* [What you are asked to do]: Write the material out again exactly.

* [Record extracts]:
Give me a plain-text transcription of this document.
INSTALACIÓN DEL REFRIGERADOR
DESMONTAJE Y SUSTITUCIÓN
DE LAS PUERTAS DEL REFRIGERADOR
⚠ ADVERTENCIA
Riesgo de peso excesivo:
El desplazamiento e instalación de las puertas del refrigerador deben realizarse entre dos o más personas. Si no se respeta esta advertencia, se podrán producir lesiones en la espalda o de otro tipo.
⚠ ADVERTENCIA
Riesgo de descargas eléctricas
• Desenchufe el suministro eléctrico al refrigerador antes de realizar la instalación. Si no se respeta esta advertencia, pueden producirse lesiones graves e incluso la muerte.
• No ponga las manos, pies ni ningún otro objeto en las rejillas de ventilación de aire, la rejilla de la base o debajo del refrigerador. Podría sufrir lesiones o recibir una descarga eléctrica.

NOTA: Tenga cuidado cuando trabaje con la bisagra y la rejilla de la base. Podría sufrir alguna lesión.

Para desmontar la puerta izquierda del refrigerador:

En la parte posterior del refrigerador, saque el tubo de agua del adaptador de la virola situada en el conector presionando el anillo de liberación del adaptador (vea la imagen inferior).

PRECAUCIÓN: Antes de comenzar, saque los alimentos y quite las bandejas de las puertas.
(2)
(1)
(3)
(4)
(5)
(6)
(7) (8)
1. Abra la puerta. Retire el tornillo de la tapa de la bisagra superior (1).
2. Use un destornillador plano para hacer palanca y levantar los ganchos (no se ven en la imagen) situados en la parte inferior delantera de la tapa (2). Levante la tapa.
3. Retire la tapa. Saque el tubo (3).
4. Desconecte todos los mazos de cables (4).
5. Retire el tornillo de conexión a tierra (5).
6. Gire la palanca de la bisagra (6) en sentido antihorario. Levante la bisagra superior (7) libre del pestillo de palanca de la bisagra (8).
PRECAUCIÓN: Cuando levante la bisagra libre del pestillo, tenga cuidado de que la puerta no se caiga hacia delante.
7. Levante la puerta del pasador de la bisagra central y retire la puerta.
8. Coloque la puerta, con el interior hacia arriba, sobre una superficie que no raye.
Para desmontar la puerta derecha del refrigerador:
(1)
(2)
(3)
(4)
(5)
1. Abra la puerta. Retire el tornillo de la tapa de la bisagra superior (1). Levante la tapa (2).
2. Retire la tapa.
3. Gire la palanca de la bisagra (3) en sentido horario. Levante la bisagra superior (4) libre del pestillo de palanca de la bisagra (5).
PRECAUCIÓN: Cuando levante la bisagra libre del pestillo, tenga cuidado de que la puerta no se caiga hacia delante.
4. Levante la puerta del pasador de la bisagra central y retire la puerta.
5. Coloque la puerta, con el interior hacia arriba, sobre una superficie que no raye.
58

* [Correct result]:
Give me a plain-text transcription of this document.
INSTALACIÓN DEL REFRIGERADOR
DESMONTAJE Y SUSTITUCIÓN
DE LAS PUERTAS DEL REFRIGERADOR
⚠ ADVERTENCIA
Riesgo de peso excesivo:
El desplazamiento e instalación de las puertas del refrigerador deben realizarse entre dos o más personas. Si no se respeta esta advertencia, se podrán producir lesiones en la espalda o de otro tipo.
⚠ ADVERTENCIA
Riesgo de descargas eléctricas
• Desenchufe el suministro eléctrico al refrigerador antes de realizar la instalación. Si no se respeta esta advertencia, pueden producirse lesiones graves e incluso la muerte.
• No ponga las manos, pies ni ningún otro objeto en las rejillas de ventilación de aire, la rejilla de la base o debajo del refrigerador. Podría sufrir lesiones o recibir una descarga eléctrica.

NOTA: Tenga cuidado cuando trabaje con la bisagra y la rejilla de la base. Podría sufrir alguna lesión.

Para desmontar la puerta izquierda del refrigerador:

En la parte posterior del refrigerador, saque el tubo de agua del adaptador de la virola situada en el conector presionando el anillo de liberación del adaptador (vea la imagen inferior).

PRECAUCIÓN: Antes de comenzar, saque los alimentos y quite las bandejas de las puertas.
(2)
(1)
(3)
(4)
(5)
(6)
(7) (8)
1. Abra la puerta. Retire el tornillo de la tapa de la bisagra superior (1).
2. Use un destornillador plano para hacer palanca y levantar los ganchos (no se ven en la imagen) situados en la parte inferior delantera de la tapa (2). Levante la tapa.
3. Retire la tapa. Saque el tubo (3).
4. Desconecte todos los mazos de cables (4).
5. Retire el tornillo de conexión a tierra (5).
6. Gire la palanca de la bisagra (6) en sentido antihorario. Levante la bisagra superior (7) libre del pestillo de palanca de la bisagra (8).
PRECAUCIÓN: Cuando levante la bisagra libre del pestillo, tenga cuidado de que la puerta no se caiga hacia delante.
7. Levante la puerta del pasador de la bisagra central y retire la puerta.
8. Coloque la puerta, con el interior hacia arriba, sobre una superficie que no raye.
Para desmontar la puerta derecha del refrigerador:
(1)
(2)
(3)
(4)
(5)
1. Abra la puerta. Retire el tornillo de la tapa de la bisagra superior (1). Levante la tapa (2).
2. Retire la tapa.
3. Gire la palanca de la bisagra (3) en sentido horario. Levante la bisagra superior (4) libre del pestillo de palanca de la bisagra (5).
PRECAUCIÓN: Cuando levante la bisagra libre del pestillo, tenga cuidado de que la puerta no se caiga hacia delante.
4. Levante la puerta del pasador de la bisagra central y retire la puerta.
5. Coloque la puerta, con el interior hacia arriba, sobre una superficie que no raye.
58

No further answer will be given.